§ **Extracted data entries**:
________
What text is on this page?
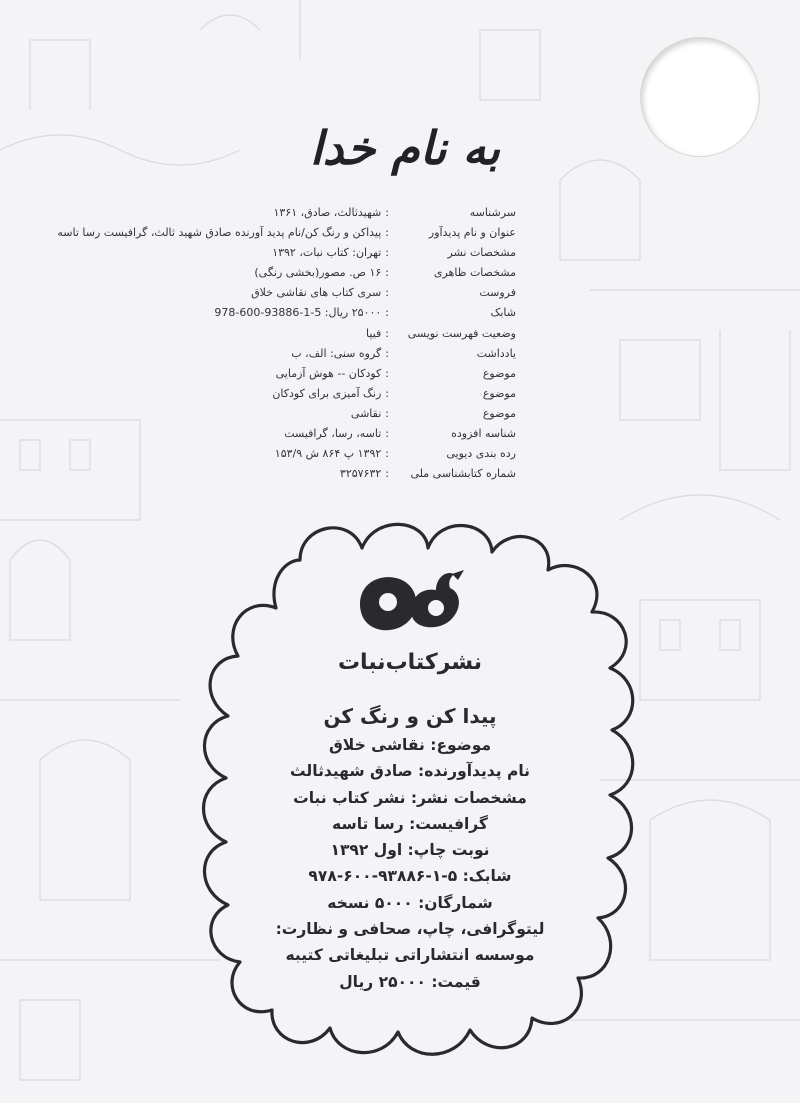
به نام خدا
سرشناسه
:شهیدثالث، صادق، ۱۳۶۱
عنوان و نام پدیدآور
:پیداکن و رنگ کن/نام پدید آورنده صادق شهید ثالث، گرافیست رسا تاسه
مشخصات نشر
:تهران: کتاب نبات، ۱۳۹۲
مشخصات ظاهری
:۱۶ ص. مصور(بخشی رنگی)
فروست
:سری کتاب های نقاشی خلاق
شابک
:۲۵۰۰۰ ریال: 5-1-93886-600-978
وضعیت فهرست نویسی
:فیپا
یادداشت
:گروه سنی: الف، ب
موضوع
:کودکان -- هوش آزمایی
موضوع
:رنگ آمیزی برای کودکان
موضوع
:نقاشی
شناسه افزوده
:تاسه، رسا، گرافیست
رده بندی دیویی
:۱۳۹۲ پ ۸۶۴ ش ۱۵۳/۹
شماره کتابشناسی ملی
:۳۲۵۷۶۳۲
نشرکتاب‌نبات
پیدا کن و رنگ کن
موضوع: نقاشی خلاق
نام پدیدآورنده: صادق شهیدثالث
مشخصات نشر: نشر کتاب نبات
گرافیست: رسا تاسه
نوبت چاپ: اول ۱۳۹۲
شابک: ۵-۱-۹۳۸۸۶-۶۰۰-۹۷۸
شمارگان: ۵۰۰۰ نسخه
لیتوگرافی، چاپ، صحافی و نظارت:
موسسه انتشاراتی تبلیغاتی کتیبه
قیمت: ۲۵۰۰۰ ریال
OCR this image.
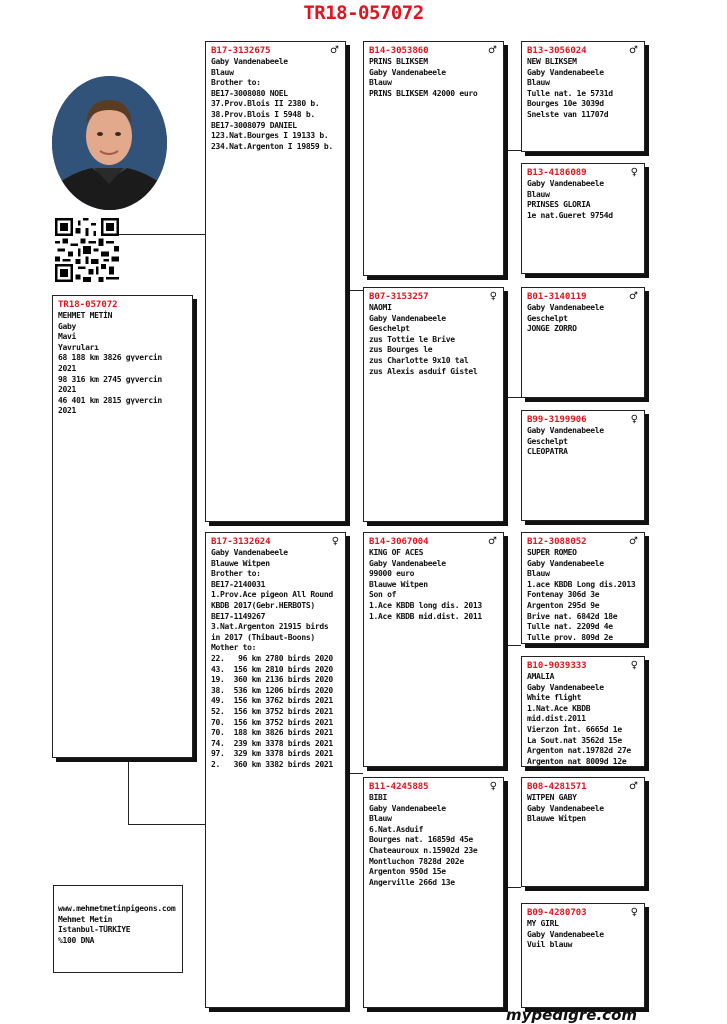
TR18-057072
TR18-057072
MEHMET METİN
Gaby
Mavi
Yavruları
68 188 km 3826 gүvercin
2021
98 316 km 2745 gүvercin
2021
46 401 km 2815 gүvercin
2021
B17-3132675	♂
Gaby Vandenabeele
Blauw
Brother to:
BE17-3008080 NOEL
37.Prov.Blois II 2380 b.
38.Prov.Blois I 5948 b.
BE17-3008079 DANIEL
123.Nat.Bourges I 19133 b.
234.Nat.Argenton I 19859 b.
B17-3132624	♀
Gaby Vandenabeele
Blauwe Witpen
Brother to:
BE17-2140031
1.Prov.Ace pigeon All Round
KBDB 2017(Gebr.HERBOTS)
BE17-1149267
3.Nat.Argenton 21915 birds
in 2017 (Thibaut-Boons)
Mother to:
22.   96 km 2780 birds 2020
43.  156 km 2810 birds 2020
19.  360 km 2136 birds 2020
38.  536 km 1206 birds 2020
49.  156 km 3762 birds 2021
52.  156 km 3752 birds 2021
70.  156 km 3752 birds 2021
70.  188 km 3826 birds 2021
74.  239 km 3378 birds 2021
97.  329 km 3378 birds 2021
2.   360 km 3382 birds 2021
B14-3053860	♂
PRINS BLIKSEM
Gaby Vandenabeele
Blauw
PRINS BLIKSEM 42000 euro
B07-3153257	♀
NAOMI
Gaby Vandenabeele
Geschelpt
zus Tottie le Brive
zus Bourges le
zus Charlotte 9x10 tal
zus Alexis asduif Gistel
B14-3067004	♂
KING OF ACES
Gaby Vandenabeele
99000 euro
Blauwe Witpen
Son of
1.Ace KBDB long dis. 2013
1.Ace KBDB mid.dist. 2011
B11-4245885	♀
BIBI
Gaby Vandenabeele
Blauw
6.Nat.Asduif
Bourges nat. 16859d 45e
Chateauroux n.15902d 23e
Montluchon 7828d 202e
Argenton 950d 15e
Angerville 266d 13e
B13-3056024	♂
NEW BLIKSEM
Gaby Vandenabeele
Blauw
Tulle nat. 1e 5731d
Bourges 10e 3039d
Snelste van 11707d
B13-4186089	♀
Gaby Vandenabeele
Blauw
PRINSES GLORIA
1e nat.Gueret 9754d
B01-3140119	♂
Gaby Vandenabeele
Geschelpt
JONGE ZORRO
B99-3199906	♀
Gaby Vandenabeele
Geschelpt
CLEOPATRA
B12-3088052	♂
SUPER ROMEO
Gaby Vandenabeele
Blauw
1.ace KBDB Long dis.2013
Fontenay 306d 3e
Argenton 295d 9e
Brive nat. 6842d 18e
Tulle nat. 2209d 4e
Tulle prov. 809d 2e
B10-9039333	♀
AMALIA
Gaby Vandenabeele
White flight
1.Nat.Ace KBDB
mid.dist.2011
Vierzon İnt. 6665d 1e
La Sout.nat 3562d 15e
Argenton nat.19782d 27e
Argenton nat 8009d 12e
B08-4281571	♂
WITPEN GABY
Gaby Vandenabeele
Blauwe Witpen
B09-4280703	♀
MY GIRL
Gaby Vandenabeele
Vuil blauw
www.mehmetmetinpigeons.com
Mehmet Metin
Istanbul-TÜRKİYE
%100 DNA
mypedigre.com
________
§ **Task**:
Set down all the entries exactly as they appear, but skip any pictures.

§ **Result of this exercise**:
What text is on this page?
به نام خدا
سرشناسه
:شهیدثالث، صادق، ۱۳۶۱
عنوان و نام پدیدآور
:پیداکن و رنگ کن/نام پدید آورنده صادق شهید ثالث، گرافیست رسا تاسه
مشخصات نشر
:تهران: کتاب نبات، ۱۳۹۲
مشخصات ظاهری
:۱۶ ص. مصور(بخشی رنگی)
فروست
:سری کتاب های نقاشی خلاق
شابک
:۲۵۰۰۰ ریال: 5-1-93886-600-978
وضعیت فهرست نویسی
:فیپا
یادداشت
:گروه سنی: الف، ب
موضوع
:کودکان -- هوش آزمایی
موضوع
:رنگ آمیزی برای کودکان
موضوع
:نقاشی
شناسه افزوده
:تاسه، رسا، گرافیست
رده بندی دیویی
:۱۳۹۲ پ ۸۶۴ ش ۱۵۳/۹
شماره کتابشناسی ملی
:۳۲۵۷۶۳۲
نشرکتاب‌نبات
پیدا کن و رنگ کن
موضوع: نقاشی خلاق
نام پدیدآورنده: صادق شهیدثالث
مشخصات نشر: نشر کتاب نبات
گرافیست: رسا تاسه
نوبت چاپ: اول ۱۳۹۲
شابک: ۵-۱-۹۳۸۸۶-۶۰۰-۹۷۸
شمارگان: ۵۰۰۰ نسخه
لیتوگرافی، چاپ، صحافی و نظارت:
موسسه انتشاراتی تبلیغاتی کتیبه
قیمت: ۲۵۰۰۰ ریال
OCR this image.
TR18-057072
TR18-057072
MEHMET METİN
Gaby
Mavi
Yavruları
68 188 km 3826 gүvercin
2021
98 316 km 2745 gүvercin
2021
46 401 km 2815 gүvercin
2021
B17-3132675	♂
Gaby Vandenabeele
Blauw
Brother to:
BE17-3008080 NOEL
37.Prov.Blois II 2380 b.
38.Prov.Blois I 5948 b.
BE17-3008079 DANIEL
123.Nat.Bourges I 19133 b.
234.Nat.Argenton I 19859 b.
B17-3132624	♀
Gaby Vandenabeele
Blauwe Witpen
Brother to:
BE17-2140031
1.Prov.Ace pigeon All Round
KBDB 2017(Gebr.HERBOTS)
BE17-1149267
3.Nat.Argenton 21915 birds
in 2017 (Thibaut-Boons)
Mother to:
22.   96 km 2780 birds 2020
43.  156 km 2810 birds 2020
19.  360 km 2136 birds 2020
38.  536 km 1206 birds 2020
49.  156 km 3762 birds 2021
52.  156 km 3752 birds 2021
70.  156 km 3752 birds 2021
70.  188 km 3826 birds 2021
74.  239 km 3378 birds 2021
97.  329 km 3378 birds 2021
2.   360 km 3382 birds 2021
B14-3053860	♂
PRINS BLIKSEM
Gaby Vandenabeele
Blauw
PRINS BLIKSEM 42000 euro
B07-3153257	♀
NAOMI
Gaby Vandenabeele
Geschelpt
zus Tottie le Brive
zus Bourges le
zus Charlotte 9x10 tal
zus Alexis asduif Gistel
B14-3067004	♂
KING OF ACES
Gaby Vandenabeele
99000 euro
Blauwe Witpen
Son of
1.Ace KBDB long dis. 2013
1.Ace KBDB mid.dist. 2011
B11-4245885	♀
BIBI
Gaby Vandenabeele
Blauw
6.Nat.Asduif
Bourges nat. 16859d 45e
Chateauroux n.15902d 23e
Montluchon 7828d 202e
Argenton 950d 15e
Angerville 266d 13e
B13-3056024	♂
NEW BLIKSEM
Gaby Vandenabeele
Blauw
Tulle nat. 1e 5731d
Bourges 10e 3039d
Snelste van 11707d
B13-4186089	♀
Gaby Vandenabeele
Blauw
PRINSES GLORIA
1e nat.Gueret 9754d
B01-3140119	♂
Gaby Vandenabeele
Geschelpt
JONGE ZORRO
B99-3199906	♀
Gaby Vandenabeele
Geschelpt
CLEOPATRA
B12-3088052	♂
SUPER ROMEO
Gaby Vandenabeele
Blauw
1.ace KBDB Long dis.2013
Fontenay 306d 3e
Argenton 295d 9e
Brive nat. 6842d 18e
Tulle nat. 2209d 4e
Tulle prov. 809d 2e
B10-9039333	♀
AMALIA
Gaby Vandenabeele
White flight
1.Nat.Ace KBDB
mid.dist.2011
Vierzon İnt. 6665d 1e
La Sout.nat 3562d 15e
Argenton nat.19782d 27e
Argenton nat 8009d 12e
B08-4281571	♂
WITPEN GABY
Gaby Vandenabeele
Blauwe Witpen
B09-4280703	♀
MY GIRL
Gaby Vandenabeele
Vuil blauw
www.mehmetmetinpigeons.com
Mehmet Metin
Istanbul-TÜRKİYE
%100 DNA
mypedigre.com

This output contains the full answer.